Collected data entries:
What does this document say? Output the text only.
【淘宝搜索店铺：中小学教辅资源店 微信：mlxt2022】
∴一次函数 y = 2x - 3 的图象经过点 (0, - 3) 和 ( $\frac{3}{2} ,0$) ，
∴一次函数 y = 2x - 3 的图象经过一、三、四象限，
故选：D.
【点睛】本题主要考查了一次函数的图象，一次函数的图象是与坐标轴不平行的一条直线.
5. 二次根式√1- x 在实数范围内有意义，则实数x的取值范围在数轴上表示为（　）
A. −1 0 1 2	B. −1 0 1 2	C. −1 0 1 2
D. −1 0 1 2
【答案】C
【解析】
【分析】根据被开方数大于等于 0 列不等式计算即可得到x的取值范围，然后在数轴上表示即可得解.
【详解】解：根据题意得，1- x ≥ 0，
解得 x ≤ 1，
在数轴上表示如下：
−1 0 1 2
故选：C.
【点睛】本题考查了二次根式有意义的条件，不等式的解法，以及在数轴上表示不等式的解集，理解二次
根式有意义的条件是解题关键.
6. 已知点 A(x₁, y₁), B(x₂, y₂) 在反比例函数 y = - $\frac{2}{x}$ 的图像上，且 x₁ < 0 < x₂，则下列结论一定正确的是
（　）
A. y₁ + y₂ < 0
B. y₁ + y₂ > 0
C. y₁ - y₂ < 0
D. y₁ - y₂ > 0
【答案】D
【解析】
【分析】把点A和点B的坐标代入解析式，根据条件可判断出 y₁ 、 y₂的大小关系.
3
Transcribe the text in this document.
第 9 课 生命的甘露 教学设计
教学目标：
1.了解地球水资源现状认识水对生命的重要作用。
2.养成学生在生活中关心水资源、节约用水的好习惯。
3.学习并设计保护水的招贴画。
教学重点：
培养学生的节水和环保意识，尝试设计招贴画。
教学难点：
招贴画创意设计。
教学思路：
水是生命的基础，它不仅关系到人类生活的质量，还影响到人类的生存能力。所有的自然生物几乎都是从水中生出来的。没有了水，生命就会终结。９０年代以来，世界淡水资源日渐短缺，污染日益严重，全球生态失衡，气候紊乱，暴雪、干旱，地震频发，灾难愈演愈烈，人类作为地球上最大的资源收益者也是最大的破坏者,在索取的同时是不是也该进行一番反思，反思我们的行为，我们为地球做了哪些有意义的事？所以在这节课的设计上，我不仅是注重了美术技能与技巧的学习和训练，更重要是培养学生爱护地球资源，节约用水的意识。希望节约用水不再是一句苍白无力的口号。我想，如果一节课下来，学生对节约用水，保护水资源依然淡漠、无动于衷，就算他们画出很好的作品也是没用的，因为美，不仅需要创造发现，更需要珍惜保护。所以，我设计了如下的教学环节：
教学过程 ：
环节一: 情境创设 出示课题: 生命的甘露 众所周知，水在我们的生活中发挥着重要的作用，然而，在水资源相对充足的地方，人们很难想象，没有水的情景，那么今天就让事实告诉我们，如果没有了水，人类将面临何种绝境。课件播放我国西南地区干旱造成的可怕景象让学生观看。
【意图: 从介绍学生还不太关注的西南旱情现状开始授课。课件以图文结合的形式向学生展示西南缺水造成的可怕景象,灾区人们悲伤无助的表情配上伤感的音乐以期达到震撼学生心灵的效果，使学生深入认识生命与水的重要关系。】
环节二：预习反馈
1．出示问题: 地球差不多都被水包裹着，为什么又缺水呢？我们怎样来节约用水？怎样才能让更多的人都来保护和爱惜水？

* [The task]: Report the number of lines above that contain the word "生命的甘露", and only that number.

* [Output below]: 2